Below is a block of records; repeat all of them exactly.

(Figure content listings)
** Begin **

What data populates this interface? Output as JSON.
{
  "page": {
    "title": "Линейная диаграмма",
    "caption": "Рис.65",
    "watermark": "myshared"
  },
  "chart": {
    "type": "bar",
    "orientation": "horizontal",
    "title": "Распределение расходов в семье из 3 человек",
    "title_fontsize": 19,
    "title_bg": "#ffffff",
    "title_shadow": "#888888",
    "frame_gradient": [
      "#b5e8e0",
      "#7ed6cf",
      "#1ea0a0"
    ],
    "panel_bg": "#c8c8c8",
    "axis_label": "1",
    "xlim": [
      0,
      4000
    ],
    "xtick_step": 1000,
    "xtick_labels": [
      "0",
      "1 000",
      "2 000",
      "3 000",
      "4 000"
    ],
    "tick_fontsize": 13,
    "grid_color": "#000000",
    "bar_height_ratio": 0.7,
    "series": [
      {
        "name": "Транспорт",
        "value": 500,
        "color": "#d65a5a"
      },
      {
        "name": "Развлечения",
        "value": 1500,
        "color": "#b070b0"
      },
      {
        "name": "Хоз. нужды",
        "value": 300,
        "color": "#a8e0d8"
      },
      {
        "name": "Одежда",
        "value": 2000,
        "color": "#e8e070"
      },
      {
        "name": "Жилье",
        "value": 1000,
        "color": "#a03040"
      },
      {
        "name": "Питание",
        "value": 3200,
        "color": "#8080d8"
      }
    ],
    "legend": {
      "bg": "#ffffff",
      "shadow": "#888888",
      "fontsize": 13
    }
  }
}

** End **

▶ **TASK RESULT**:
What data populates this interface? Output as JSON.
{
  "page": {
    "title": "Линейная диаграмма",
    "caption": "Рис.65",
    "watermark": "myshared"
  },
  "chart": {
    "type": "bar",
    "orientation": "horizontal",
    "title": "Распределение расходов в семье из 3 человек",
    "title_fontsize": 19,
    "title_bg": "#ffffff",
    "title_shadow": "#888888",
    "frame_gradient": [
      "#b5e8e0",
      "#7ed6cf",
      "#1ea0a0"
    ],
    "panel_bg": "#c8c8c8",
    "axis_label": "1",
    "xlim": [
      0,
      4000
    ],
    "xtick_step": 1000,
    "xtick_labels": [
      "0",
      "1 000",
      "2 000",
      "3 000",
      "4 000"
    ],
    "tick_fontsize": 13,
    "grid_color": "#000000",
    "bar_height_ratio": 0.7,
    "series": [
      {
        "name": "Транспорт",
        "value": 500,
        "color": "#d65a5a"
      },
      {
        "name": "Развлечения",
        "value": 1500,
        "color": "#b070b0"
      },
      {
        "name": "Хоз. нужды",
        "value": 300,
        "color": "#a8e0d8"
      },
      {
        "name": "Одежда",
        "value": 2000,
        "color": "#e8e070"
      },
      {
        "name": "Жилье",
        "value": 1000,
        "color": "#a03040"
      },
      {
        "name": "Питание",
        "value": 3200,
        "color": "#8080d8"
      }
    ],
    "legend": {
      "bg": "#ffffff",
      "shadow": "#888888",
      "fontsize": 13
    }
  }
}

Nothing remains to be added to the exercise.